_Problem to work on_.
Across the entries below, how many lines contain the word "text"? Give the number alone.

_Data extract_.
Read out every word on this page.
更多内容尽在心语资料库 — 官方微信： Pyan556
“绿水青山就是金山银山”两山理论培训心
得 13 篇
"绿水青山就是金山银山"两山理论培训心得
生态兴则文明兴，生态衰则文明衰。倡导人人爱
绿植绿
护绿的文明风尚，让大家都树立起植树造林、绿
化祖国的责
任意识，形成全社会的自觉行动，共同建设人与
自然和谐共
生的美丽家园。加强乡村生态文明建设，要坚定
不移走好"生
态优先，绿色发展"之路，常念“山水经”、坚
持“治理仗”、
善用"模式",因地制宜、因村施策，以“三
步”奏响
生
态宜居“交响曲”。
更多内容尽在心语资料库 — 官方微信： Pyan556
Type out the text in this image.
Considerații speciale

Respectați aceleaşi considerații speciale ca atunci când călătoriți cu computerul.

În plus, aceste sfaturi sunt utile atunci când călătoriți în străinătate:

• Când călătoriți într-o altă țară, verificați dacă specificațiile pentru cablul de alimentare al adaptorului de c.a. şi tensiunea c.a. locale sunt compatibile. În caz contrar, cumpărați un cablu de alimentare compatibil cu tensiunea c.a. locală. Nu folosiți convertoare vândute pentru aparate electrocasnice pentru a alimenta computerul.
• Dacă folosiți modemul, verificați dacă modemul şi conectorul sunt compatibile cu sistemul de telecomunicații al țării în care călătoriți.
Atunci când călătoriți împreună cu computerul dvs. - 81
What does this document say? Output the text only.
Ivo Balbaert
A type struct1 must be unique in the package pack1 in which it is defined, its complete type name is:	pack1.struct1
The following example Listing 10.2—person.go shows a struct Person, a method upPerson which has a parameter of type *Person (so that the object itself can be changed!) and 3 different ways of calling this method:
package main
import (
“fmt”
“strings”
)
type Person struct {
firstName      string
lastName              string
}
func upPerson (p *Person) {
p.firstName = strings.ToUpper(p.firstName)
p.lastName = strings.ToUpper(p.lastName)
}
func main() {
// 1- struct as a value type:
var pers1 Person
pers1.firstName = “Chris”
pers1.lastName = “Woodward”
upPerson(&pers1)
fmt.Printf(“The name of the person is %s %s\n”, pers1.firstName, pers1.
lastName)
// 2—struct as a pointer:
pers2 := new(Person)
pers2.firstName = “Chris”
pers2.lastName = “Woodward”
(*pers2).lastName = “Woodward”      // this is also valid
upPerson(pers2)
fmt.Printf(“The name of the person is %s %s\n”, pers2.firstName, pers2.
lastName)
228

_Answer to the problem_.
2